[Source data]
────────

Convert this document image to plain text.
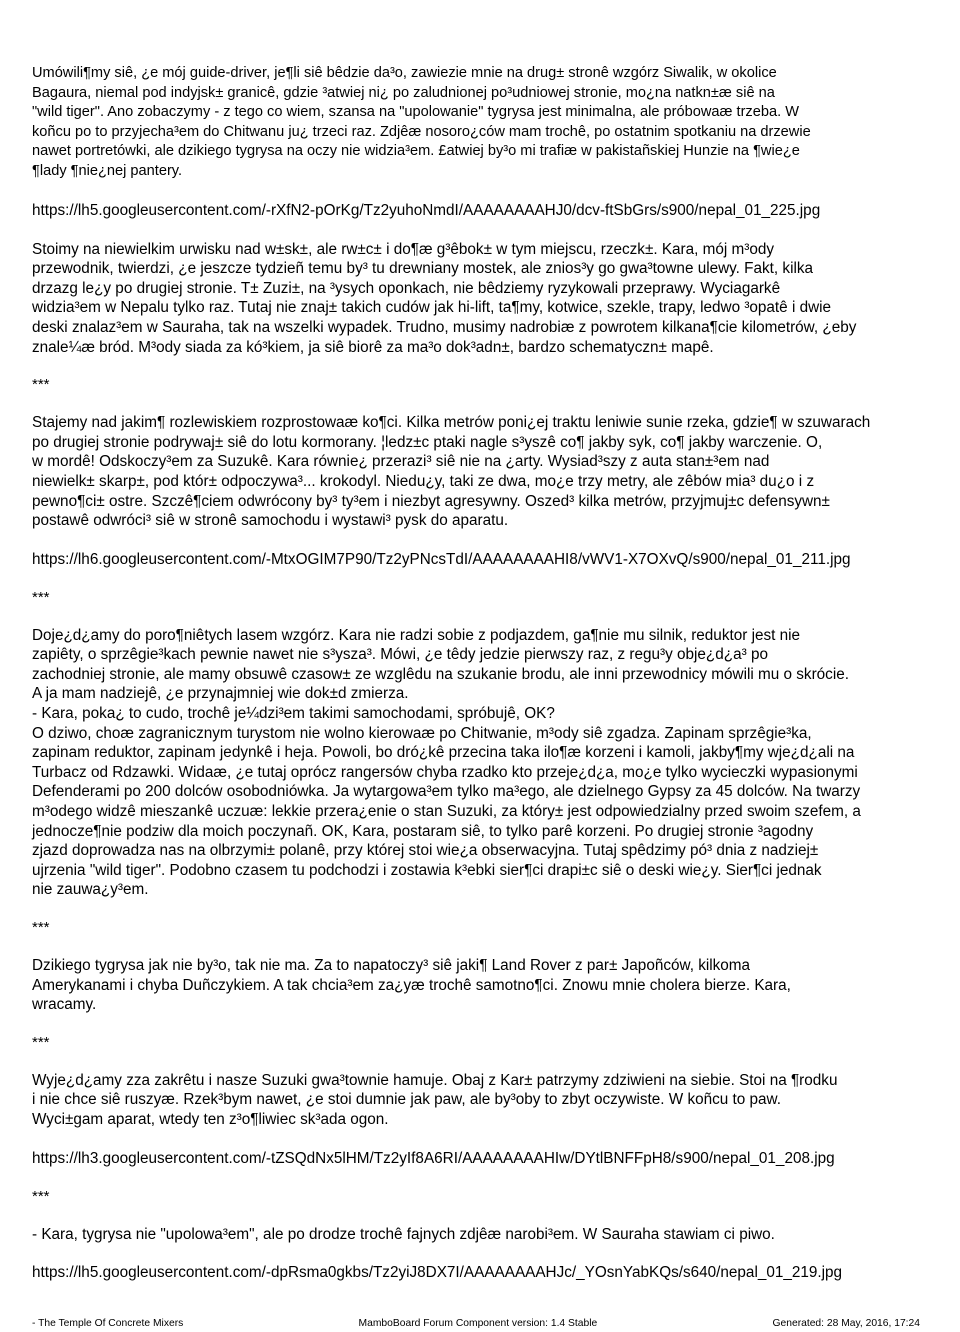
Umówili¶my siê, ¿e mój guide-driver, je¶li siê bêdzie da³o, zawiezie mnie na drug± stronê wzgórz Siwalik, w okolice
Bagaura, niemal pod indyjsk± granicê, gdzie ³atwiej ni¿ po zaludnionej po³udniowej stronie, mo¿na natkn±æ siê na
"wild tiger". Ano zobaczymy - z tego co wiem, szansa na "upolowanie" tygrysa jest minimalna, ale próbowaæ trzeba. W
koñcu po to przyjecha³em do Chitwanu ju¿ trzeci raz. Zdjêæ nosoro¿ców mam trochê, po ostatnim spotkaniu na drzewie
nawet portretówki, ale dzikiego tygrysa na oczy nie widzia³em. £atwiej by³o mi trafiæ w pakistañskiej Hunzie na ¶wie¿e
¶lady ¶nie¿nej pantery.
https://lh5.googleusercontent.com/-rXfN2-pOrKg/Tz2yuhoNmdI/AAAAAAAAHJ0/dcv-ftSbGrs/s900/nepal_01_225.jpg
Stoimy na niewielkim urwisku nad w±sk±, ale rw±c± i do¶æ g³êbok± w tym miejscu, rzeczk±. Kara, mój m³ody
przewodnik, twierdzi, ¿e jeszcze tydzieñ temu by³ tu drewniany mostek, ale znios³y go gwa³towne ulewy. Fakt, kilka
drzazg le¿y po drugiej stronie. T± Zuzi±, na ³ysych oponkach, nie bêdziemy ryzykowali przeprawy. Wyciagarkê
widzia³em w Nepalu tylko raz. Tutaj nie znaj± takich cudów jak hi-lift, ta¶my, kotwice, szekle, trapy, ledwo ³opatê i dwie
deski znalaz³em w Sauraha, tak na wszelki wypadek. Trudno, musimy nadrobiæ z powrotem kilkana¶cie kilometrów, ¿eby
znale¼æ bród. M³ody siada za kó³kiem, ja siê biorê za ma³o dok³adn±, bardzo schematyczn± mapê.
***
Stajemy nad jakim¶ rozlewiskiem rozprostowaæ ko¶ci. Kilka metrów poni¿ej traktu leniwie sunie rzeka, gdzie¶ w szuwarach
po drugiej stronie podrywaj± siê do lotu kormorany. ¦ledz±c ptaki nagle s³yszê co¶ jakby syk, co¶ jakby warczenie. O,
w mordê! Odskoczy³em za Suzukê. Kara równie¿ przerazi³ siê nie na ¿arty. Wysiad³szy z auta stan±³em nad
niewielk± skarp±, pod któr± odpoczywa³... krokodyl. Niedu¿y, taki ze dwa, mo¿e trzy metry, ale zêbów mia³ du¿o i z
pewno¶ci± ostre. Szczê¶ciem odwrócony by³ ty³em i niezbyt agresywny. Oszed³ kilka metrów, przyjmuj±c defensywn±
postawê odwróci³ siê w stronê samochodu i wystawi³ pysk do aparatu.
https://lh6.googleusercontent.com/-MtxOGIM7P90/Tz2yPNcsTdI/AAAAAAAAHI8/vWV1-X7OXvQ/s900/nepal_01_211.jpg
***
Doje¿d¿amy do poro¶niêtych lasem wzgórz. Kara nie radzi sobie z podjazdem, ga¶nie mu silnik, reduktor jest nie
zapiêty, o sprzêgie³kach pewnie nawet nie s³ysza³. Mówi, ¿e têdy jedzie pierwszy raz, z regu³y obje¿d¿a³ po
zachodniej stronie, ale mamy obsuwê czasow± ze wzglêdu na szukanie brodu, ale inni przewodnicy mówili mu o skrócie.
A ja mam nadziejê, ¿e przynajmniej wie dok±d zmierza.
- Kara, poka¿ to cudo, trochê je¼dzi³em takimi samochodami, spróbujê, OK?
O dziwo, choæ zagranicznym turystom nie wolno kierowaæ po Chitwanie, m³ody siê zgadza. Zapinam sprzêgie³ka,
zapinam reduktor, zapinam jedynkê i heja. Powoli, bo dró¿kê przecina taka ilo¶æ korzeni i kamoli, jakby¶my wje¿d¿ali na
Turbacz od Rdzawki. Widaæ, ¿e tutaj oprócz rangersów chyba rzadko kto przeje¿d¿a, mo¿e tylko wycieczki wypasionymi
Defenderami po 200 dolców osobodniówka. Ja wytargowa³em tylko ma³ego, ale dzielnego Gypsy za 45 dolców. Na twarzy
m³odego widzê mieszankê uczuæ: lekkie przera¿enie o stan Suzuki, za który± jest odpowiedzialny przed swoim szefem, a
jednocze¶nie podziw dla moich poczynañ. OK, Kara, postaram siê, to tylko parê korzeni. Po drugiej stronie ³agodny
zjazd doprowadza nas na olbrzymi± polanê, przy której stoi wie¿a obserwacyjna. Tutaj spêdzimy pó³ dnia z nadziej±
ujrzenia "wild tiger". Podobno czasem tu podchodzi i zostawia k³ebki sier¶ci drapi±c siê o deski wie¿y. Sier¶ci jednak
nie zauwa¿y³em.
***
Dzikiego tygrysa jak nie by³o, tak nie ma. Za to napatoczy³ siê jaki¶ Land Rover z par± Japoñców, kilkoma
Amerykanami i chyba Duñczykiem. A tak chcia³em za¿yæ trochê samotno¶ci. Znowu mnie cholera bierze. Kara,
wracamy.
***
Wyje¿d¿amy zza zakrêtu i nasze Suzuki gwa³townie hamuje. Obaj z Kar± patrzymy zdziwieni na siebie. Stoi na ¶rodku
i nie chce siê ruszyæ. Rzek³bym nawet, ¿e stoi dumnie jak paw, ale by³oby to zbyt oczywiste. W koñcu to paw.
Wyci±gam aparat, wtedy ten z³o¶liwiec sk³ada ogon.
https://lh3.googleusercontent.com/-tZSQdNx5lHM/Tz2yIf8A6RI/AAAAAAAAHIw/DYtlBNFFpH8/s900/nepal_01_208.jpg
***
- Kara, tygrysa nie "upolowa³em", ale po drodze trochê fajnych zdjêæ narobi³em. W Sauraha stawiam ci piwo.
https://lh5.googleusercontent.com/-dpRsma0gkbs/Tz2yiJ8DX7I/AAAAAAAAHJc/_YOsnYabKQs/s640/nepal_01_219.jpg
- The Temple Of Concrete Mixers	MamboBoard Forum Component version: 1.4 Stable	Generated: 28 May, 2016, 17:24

────────

- [Goal]:
List the lines of the entries that include "jakby".

- [Full solution]:
po drugiej stronie podrywaj± siê do lotu kormorany. ¦ledz±c ptaki nagle s³yszê co¶ jakby syk, co¶ jakby warczenie. O,
zapinam reduktor, zapinam jedynkê i heja. Powoli, bo dró¿kê przecina taka ilo¶æ korzeni i kamoli, jakby¶my wje¿d¿ali na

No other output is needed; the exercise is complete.